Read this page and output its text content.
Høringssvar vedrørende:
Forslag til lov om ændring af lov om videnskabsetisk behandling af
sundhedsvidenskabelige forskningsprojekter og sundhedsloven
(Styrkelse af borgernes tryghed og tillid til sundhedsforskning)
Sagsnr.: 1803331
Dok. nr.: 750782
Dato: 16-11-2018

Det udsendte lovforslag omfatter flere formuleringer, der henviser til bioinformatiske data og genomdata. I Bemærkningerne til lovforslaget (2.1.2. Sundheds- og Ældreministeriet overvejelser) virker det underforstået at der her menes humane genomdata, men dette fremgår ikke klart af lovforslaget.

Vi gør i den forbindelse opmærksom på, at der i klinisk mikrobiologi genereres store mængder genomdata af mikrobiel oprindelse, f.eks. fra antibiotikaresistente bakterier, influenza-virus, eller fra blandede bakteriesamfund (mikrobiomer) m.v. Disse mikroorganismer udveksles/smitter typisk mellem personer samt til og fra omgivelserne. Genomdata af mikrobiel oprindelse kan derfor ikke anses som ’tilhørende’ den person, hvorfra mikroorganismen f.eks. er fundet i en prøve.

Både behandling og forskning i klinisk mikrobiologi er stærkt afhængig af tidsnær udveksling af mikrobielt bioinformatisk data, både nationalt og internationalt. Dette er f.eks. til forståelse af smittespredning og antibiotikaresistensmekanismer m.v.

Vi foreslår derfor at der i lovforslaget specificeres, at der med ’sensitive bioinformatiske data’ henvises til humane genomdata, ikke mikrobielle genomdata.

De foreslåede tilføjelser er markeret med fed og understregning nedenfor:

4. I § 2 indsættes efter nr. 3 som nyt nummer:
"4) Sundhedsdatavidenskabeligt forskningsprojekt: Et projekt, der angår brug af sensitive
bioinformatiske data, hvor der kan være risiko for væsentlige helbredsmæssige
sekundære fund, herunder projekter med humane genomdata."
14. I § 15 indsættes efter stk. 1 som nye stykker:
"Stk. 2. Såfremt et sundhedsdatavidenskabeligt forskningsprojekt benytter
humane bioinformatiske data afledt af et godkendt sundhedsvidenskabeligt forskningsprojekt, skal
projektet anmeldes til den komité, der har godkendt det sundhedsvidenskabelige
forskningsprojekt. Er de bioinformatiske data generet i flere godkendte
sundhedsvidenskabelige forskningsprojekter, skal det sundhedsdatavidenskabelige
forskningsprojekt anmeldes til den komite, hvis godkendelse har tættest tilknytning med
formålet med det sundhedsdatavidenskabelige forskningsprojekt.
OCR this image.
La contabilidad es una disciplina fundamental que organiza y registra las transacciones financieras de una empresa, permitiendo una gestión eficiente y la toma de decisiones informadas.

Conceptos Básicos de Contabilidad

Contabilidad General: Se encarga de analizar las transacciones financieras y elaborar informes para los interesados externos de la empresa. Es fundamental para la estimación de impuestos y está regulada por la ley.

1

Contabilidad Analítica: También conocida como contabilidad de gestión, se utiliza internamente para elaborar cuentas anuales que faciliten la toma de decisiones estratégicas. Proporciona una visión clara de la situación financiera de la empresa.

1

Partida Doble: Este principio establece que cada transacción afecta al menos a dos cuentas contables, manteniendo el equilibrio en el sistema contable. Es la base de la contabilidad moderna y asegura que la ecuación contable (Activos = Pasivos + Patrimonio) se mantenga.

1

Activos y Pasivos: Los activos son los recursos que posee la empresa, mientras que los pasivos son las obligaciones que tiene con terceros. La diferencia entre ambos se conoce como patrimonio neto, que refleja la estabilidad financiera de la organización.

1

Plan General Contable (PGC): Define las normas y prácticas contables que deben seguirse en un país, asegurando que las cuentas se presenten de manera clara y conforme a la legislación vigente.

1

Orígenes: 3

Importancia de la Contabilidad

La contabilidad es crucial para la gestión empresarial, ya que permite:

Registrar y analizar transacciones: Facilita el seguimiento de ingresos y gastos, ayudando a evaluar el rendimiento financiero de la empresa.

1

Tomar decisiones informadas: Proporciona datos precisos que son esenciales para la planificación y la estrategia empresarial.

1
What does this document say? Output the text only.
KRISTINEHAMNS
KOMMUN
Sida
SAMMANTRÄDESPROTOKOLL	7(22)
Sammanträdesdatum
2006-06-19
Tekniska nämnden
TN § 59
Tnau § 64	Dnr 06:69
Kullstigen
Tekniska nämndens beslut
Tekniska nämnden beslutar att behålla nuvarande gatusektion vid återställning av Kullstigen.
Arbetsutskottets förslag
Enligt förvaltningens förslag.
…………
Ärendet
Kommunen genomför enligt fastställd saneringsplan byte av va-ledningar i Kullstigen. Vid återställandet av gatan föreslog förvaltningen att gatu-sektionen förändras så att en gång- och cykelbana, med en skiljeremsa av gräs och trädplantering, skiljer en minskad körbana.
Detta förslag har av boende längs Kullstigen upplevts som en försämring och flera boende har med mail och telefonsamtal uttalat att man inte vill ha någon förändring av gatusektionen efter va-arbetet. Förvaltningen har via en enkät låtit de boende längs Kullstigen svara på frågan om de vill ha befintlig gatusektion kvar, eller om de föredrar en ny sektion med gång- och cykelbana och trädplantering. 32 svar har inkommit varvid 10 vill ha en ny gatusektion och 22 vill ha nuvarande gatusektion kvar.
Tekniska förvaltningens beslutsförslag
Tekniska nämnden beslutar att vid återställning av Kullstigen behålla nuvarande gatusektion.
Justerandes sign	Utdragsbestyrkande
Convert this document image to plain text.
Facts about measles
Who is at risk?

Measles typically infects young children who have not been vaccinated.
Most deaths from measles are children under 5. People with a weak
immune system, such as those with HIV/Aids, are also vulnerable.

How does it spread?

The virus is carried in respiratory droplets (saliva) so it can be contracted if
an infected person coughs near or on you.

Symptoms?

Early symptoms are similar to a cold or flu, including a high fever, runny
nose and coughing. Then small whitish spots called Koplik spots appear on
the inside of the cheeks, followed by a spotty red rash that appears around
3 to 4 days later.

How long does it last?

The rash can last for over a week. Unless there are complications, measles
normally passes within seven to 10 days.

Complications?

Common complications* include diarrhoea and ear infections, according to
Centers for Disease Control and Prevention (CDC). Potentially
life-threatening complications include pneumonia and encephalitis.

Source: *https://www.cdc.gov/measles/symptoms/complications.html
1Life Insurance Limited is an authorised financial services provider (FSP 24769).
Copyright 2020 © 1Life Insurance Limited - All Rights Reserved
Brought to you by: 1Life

## Work request
Every entry above must be reproduced word for word.

## Written solution
Read this page and output its text content.
Høringssvar vedrørende:
Forslag til lov om ændring af lov om videnskabsetisk behandling af
sundhedsvidenskabelige forskningsprojekter og sundhedsloven
(Styrkelse af borgernes tryghed og tillid til sundhedsforskning)
Sagsnr.: 1803331
Dok. nr.: 750782
Dato: 16-11-2018

Det udsendte lovforslag omfatter flere formuleringer, der henviser til bioinformatiske data og genomdata. I Bemærkningerne til lovforslaget (2.1.2. Sundheds- og Ældreministeriet overvejelser) virker det underforstået at der her menes humane genomdata, men dette fremgår ikke klart af lovforslaget.

Vi gør i den forbindelse opmærksom på, at der i klinisk mikrobiologi genereres store mængder genomdata af mikrobiel oprindelse, f.eks. fra antibiotikaresistente bakterier, influenza-virus, eller fra blandede bakteriesamfund (mikrobiomer) m.v. Disse mikroorganismer udveksles/smitter typisk mellem personer samt til og fra omgivelserne. Genomdata af mikrobiel oprindelse kan derfor ikke anses som ’tilhørende’ den person, hvorfra mikroorganismen f.eks. er fundet i en prøve.

Både behandling og forskning i klinisk mikrobiologi er stærkt afhængig af tidsnær udveksling af mikrobielt bioinformatisk data, både nationalt og internationalt. Dette er f.eks. til forståelse af smittespredning og antibiotikaresistensmekanismer m.v.

Vi foreslår derfor at der i lovforslaget specificeres, at der med ’sensitive bioinformatiske data’ henvises til humane genomdata, ikke mikrobielle genomdata.

De foreslåede tilføjelser er markeret med fed og understregning nedenfor:

4. I § 2 indsættes efter nr. 3 som nyt nummer:
"4) Sundhedsdatavidenskabeligt forskningsprojekt: Et projekt, der angår brug af sensitive
bioinformatiske data, hvor der kan være risiko for væsentlige helbredsmæssige
sekundære fund, herunder projekter med humane genomdata."
14. I § 15 indsættes efter stk. 1 som nye stykker:
"Stk. 2. Såfremt et sundhedsdatavidenskabeligt forskningsprojekt benytter
humane bioinformatiske data afledt af et godkendt sundhedsvidenskabeligt forskningsprojekt, skal
projektet anmeldes til den komité, der har godkendt det sundhedsvidenskabelige
forskningsprojekt. Er de bioinformatiske data generet i flere godkendte
sundhedsvidenskabelige forskningsprojekter, skal det sundhedsdatavidenskabelige
forskningsprojekt anmeldes til den komite, hvis godkendelse har tættest tilknytning med
formålet med det sundhedsdatavidenskabelige forskningsprojekt.
OCR this image.
La contabilidad es una disciplina fundamental que organiza y registra las transacciones financieras de una empresa, permitiendo una gestión eficiente y la toma de decisiones informadas.

Conceptos Básicos de Contabilidad

Contabilidad General: Se encarga de analizar las transacciones financieras y elaborar informes para los interesados externos de la empresa. Es fundamental para la estimación de impuestos y está regulada por la ley.

1

Contabilidad Analítica: También conocida como contabilidad de gestión, se utiliza internamente para elaborar cuentas anuales que faciliten la toma de decisiones estratégicas. Proporciona una visión clara de la situación financiera de la empresa.

1

Partida Doble: Este principio establece que cada transacción afecta al menos a dos cuentas contables, manteniendo el equilibrio en el sistema contable. Es la base de la contabilidad moderna y asegura que la ecuación contable (Activos = Pasivos + Patrimonio) se mantenga.

1

Activos y Pasivos: Los activos son los recursos que posee la empresa, mientras que los pasivos son las obligaciones que tiene con terceros. La diferencia entre ambos se conoce como patrimonio neto, que refleja la estabilidad financiera de la organización.

1

Plan General Contable (PGC): Define las normas y prácticas contables que deben seguirse en un país, asegurando que las cuentas se presenten de manera clara y conforme a la legislación vigente.

1

Orígenes: 3

Importancia de la Contabilidad

La contabilidad es crucial para la gestión empresarial, ya que permite:

Registrar y analizar transacciones: Facilita el seguimiento de ingresos y gastos, ayudando a evaluar el rendimiento financiero de la empresa.

1

Tomar decisiones informadas: Proporciona datos precisos que son esenciales para la planificación y la estrategia empresarial.

1
What does this document say? Output the text only.
KRISTINEHAMNS
KOMMUN
Sida
SAMMANTRÄDESPROTOKOLL	7(22)
Sammanträdesdatum
2006-06-19
Tekniska nämnden
TN § 59
Tnau § 64	Dnr 06:69
Kullstigen
Tekniska nämndens beslut
Tekniska nämnden beslutar att behålla nuvarande gatusektion vid återställning av Kullstigen.
Arbetsutskottets förslag
Enligt förvaltningens förslag.
…………
Ärendet
Kommunen genomför enligt fastställd saneringsplan byte av va-ledningar i Kullstigen. Vid återställandet av gatan föreslog förvaltningen att gatu-sektionen förändras så att en gång- och cykelbana, med en skiljeremsa av gräs och trädplantering, skiljer en minskad körbana.
Detta förslag har av boende längs Kullstigen upplevts som en försämring och flera boende har med mail och telefonsamtal uttalat att man inte vill ha någon förändring av gatusektionen efter va-arbetet. Förvaltningen har via en enkät låtit de boende längs Kullstigen svara på frågan om de vill ha befintlig gatusektion kvar, eller om de föredrar en ny sektion med gång- och cykelbana och trädplantering. 32 svar har inkommit varvid 10 vill ha en ny gatusektion och 22 vill ha nuvarande gatusektion kvar.
Tekniska förvaltningens beslutsförslag
Tekniska nämnden beslutar att vid återställning av Kullstigen behålla nuvarande gatusektion.
Justerandes sign	Utdragsbestyrkande
Convert this document image to plain text.
Facts about measles
Who is at risk?

Measles typically infects young children who have not been vaccinated.
Most deaths from measles are children under 5. People with a weak
immune system, such as those with HIV/Aids, are also vulnerable.

How does it spread?

The virus is carried in respiratory droplets (saliva) so it can be contracted if
an infected person coughs near or on you.

Symptoms?

Early symptoms are similar to a cold or flu, including a high fever, runny
nose and coughing. Then small whitish spots called Koplik spots appear on
the inside of the cheeks, followed by a spotty red rash that appears around
3 to 4 days later.

How long does it last?

The rash can last for over a week. Unless there are complications, measles
normally passes within seven to 10 days.

Complications?

Common complications* include diarrhoea and ear infections, according to
Centers for Disease Control and Prevention (CDC). Potentially
life-threatening complications include pneumonia and encephalitis.

Source: *https://www.cdc.gov/measles/symptoms/complications.html
1Life Insurance Limited is an authorised financial services provider (FSP 24769).
Copyright 2020 © 1Life Insurance Limited - All Rights Reserved
Brought to you by: 1Life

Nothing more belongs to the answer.